(Records from a data source)

::::::::

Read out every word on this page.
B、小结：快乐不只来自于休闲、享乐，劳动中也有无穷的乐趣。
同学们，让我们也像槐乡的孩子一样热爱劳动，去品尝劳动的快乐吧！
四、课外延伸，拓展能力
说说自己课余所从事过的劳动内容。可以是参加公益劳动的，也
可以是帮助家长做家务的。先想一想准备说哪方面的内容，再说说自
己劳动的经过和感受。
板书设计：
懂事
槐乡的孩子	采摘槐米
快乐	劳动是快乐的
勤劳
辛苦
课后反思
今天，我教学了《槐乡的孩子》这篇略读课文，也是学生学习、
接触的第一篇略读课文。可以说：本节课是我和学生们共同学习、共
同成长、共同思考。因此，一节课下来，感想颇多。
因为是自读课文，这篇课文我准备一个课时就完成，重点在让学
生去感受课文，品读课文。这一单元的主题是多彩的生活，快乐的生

::::::::

* _To do_
Using the data above, repeat every line exactly.

* _Written response_
Read out every word on this page.
B、小结：快乐不只来自于休闲、享乐，劳动中也有无穷的乐趣。
同学们，让我们也像槐乡的孩子一样热爱劳动，去品尝劳动的快乐吧！
四、课外延伸，拓展能力
说说自己课余所从事过的劳动内容。可以是参加公益劳动的，也
可以是帮助家长做家务的。先想一想准备说哪方面的内容，再说说自
己劳动的经过和感受。
板书设计：
懂事
槐乡的孩子	采摘槐米
快乐	劳动是快乐的
勤劳
辛苦
课后反思
今天，我教学了《槐乡的孩子》这篇略读课文，也是学生学习、
接触的第一篇略读课文。可以说：本节课是我和学生们共同学习、共
同成长、共同思考。因此，一节课下来，感想颇多。
因为是自读课文，这篇课文我准备一个课时就完成，重点在让学
生去感受课文，品读课文。这一单元的主题是多彩的生活，快乐的生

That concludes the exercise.